YOUR INSTRUCTIONS >> Reproduce the material below from its first line down to the line containing "chapter-title: ALGEBRAICKÉ NEROVNICE", changing "fraction" to "quotient" and leaving everything else unchanged.

Lines of data:
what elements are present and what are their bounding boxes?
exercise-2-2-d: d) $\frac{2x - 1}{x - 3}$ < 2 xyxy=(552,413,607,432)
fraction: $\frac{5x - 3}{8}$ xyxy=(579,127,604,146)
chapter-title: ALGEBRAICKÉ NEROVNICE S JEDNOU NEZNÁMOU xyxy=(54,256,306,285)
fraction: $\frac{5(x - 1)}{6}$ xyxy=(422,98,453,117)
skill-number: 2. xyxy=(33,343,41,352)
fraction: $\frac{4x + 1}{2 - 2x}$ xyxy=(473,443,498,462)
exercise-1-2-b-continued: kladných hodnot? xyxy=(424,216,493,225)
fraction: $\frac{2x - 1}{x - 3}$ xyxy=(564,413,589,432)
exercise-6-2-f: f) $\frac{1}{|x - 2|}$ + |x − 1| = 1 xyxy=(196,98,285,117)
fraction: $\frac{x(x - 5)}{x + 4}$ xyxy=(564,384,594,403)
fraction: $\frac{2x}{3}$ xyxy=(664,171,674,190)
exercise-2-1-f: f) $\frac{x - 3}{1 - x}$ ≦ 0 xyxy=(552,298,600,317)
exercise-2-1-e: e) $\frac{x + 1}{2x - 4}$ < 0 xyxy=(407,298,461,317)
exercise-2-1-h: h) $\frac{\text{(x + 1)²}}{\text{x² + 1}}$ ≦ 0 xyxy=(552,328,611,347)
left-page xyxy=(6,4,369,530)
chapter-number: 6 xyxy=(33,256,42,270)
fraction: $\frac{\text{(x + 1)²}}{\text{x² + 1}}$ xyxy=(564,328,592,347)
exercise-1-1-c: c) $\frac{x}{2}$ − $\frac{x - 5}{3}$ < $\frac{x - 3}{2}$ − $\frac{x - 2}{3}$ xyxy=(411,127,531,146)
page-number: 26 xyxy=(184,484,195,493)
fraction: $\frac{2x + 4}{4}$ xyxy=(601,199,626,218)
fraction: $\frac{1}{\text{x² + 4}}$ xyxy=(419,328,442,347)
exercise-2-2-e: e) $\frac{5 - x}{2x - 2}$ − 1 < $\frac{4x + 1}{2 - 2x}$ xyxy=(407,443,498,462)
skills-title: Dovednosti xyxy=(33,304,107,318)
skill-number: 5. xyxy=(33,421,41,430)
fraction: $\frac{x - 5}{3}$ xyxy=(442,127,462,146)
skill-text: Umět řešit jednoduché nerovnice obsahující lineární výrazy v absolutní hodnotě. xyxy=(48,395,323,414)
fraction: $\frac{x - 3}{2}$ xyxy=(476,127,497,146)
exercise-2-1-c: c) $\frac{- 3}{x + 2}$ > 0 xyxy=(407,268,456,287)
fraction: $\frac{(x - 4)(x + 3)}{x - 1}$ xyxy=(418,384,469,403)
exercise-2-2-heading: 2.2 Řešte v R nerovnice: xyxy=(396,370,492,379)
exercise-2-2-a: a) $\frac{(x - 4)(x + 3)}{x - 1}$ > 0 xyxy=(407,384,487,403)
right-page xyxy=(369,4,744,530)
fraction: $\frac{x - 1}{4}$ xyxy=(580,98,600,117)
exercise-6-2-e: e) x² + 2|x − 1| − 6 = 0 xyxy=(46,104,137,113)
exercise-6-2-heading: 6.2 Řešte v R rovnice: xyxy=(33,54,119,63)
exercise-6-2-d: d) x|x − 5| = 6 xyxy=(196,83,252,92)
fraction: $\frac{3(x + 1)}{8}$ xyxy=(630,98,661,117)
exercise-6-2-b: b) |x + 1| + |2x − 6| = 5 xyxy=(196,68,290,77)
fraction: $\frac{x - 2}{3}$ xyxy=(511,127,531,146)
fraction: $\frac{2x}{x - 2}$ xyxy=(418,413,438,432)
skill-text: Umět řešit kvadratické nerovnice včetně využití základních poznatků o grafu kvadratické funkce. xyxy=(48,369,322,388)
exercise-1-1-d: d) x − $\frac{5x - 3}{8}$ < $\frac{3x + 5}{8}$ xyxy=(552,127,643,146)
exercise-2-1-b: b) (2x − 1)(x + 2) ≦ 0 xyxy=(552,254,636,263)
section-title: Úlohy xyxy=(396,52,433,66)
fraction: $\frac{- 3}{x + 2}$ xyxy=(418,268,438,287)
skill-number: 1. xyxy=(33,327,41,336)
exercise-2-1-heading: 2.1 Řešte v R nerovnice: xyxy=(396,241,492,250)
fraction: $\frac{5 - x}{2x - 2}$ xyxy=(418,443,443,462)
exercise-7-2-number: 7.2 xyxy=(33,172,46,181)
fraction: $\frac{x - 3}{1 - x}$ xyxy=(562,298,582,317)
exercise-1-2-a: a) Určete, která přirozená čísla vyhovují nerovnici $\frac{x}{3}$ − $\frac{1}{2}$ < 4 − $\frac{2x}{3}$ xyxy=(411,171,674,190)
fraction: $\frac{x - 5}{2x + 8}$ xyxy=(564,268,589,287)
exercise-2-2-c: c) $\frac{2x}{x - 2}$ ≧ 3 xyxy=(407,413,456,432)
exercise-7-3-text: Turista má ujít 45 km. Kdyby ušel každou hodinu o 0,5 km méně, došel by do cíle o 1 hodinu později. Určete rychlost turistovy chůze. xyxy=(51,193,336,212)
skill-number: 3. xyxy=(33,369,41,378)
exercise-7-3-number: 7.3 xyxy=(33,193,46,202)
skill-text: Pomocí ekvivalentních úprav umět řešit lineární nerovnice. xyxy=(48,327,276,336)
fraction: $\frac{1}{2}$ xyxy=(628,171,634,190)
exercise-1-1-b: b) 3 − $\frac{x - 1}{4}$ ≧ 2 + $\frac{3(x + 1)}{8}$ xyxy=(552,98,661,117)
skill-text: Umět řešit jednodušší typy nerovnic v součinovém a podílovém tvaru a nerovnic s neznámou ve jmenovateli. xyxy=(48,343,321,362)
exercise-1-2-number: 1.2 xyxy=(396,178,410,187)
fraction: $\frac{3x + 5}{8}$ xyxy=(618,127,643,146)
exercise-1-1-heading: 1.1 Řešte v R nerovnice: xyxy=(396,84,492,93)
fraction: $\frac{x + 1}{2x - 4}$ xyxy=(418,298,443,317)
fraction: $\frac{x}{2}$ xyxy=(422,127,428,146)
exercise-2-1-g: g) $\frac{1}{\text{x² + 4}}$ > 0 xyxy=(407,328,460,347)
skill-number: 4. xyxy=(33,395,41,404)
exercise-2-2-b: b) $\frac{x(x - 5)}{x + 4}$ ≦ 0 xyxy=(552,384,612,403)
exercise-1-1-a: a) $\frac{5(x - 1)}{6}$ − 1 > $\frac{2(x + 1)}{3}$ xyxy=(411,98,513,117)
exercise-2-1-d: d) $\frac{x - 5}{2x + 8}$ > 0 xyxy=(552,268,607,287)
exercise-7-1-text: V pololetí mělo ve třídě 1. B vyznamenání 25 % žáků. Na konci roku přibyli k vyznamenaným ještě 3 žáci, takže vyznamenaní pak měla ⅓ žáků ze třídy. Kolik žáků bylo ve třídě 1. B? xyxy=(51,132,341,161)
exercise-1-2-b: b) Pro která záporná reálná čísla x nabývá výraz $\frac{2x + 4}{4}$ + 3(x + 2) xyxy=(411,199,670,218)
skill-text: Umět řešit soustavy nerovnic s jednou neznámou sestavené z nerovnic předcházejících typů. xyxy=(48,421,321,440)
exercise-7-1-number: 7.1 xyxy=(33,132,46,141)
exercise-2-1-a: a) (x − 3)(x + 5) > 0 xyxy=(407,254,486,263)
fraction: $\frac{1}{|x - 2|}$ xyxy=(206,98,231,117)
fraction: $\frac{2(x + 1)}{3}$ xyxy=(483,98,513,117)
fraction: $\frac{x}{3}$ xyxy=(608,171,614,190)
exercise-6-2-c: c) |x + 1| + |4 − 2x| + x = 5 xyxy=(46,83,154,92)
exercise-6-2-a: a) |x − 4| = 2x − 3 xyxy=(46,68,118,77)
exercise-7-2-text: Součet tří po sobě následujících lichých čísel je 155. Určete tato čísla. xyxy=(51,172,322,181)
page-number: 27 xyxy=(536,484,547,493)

CORRECT ANSWER >>
what elements are present and what are their bounding boxes?
exercise-2-2-d: d) $\frac{2x - 1}{x - 3}$ < 2 xyxy=(552,413,607,432)
quotient: $\frac{5x - 3}{8}$ xyxy=(579,127,604,146)
chapter-title: ALGEBRAICKÉ NEROVNICE S JEDNOU NEZNÁMOU xyxy=(54,256,306,285)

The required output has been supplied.